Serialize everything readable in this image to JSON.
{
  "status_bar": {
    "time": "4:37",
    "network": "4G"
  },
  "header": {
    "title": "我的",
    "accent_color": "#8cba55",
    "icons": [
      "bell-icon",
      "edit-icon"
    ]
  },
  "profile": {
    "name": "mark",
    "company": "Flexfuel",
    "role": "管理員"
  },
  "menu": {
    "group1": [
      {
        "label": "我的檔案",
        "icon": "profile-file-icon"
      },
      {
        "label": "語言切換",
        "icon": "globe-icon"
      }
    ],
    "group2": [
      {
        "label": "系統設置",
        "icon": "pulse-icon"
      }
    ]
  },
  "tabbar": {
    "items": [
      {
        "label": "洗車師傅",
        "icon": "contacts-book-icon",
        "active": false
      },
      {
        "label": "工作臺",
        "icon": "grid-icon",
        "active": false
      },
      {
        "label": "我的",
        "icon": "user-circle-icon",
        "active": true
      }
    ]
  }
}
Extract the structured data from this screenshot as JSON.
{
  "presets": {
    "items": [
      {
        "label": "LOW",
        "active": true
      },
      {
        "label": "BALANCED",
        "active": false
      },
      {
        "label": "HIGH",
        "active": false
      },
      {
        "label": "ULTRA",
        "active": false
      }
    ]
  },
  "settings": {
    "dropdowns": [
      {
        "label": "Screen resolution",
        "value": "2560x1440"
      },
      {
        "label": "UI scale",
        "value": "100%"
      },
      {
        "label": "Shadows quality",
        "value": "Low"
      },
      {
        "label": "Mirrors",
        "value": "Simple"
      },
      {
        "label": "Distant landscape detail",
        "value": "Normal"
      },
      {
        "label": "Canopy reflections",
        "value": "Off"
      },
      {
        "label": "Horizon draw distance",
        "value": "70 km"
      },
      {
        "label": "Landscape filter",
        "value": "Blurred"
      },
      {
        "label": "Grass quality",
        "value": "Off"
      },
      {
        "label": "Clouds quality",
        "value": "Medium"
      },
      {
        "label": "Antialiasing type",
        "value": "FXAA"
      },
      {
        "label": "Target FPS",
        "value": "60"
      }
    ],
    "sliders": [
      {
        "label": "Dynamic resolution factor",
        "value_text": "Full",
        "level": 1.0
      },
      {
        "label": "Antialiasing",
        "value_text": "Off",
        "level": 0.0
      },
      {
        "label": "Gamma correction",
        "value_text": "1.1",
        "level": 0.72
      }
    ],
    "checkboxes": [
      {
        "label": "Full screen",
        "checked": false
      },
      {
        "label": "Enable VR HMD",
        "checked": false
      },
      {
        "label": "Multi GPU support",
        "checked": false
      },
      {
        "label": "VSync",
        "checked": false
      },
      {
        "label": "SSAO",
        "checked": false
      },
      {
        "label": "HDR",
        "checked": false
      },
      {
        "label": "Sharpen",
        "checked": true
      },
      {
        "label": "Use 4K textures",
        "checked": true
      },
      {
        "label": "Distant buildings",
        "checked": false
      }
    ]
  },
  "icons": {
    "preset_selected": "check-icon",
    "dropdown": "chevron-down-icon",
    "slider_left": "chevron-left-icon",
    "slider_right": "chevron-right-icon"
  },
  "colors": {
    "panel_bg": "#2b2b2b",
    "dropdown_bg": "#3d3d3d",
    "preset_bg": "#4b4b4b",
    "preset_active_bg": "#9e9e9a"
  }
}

■ ■ ■ ■ ■

CHALLENGE: Spot every line that holds "Antialiasing" and copy it.

RESULT OF THE TASK:
        "label": "Antialiasing type",
        "label": "Antialiasing",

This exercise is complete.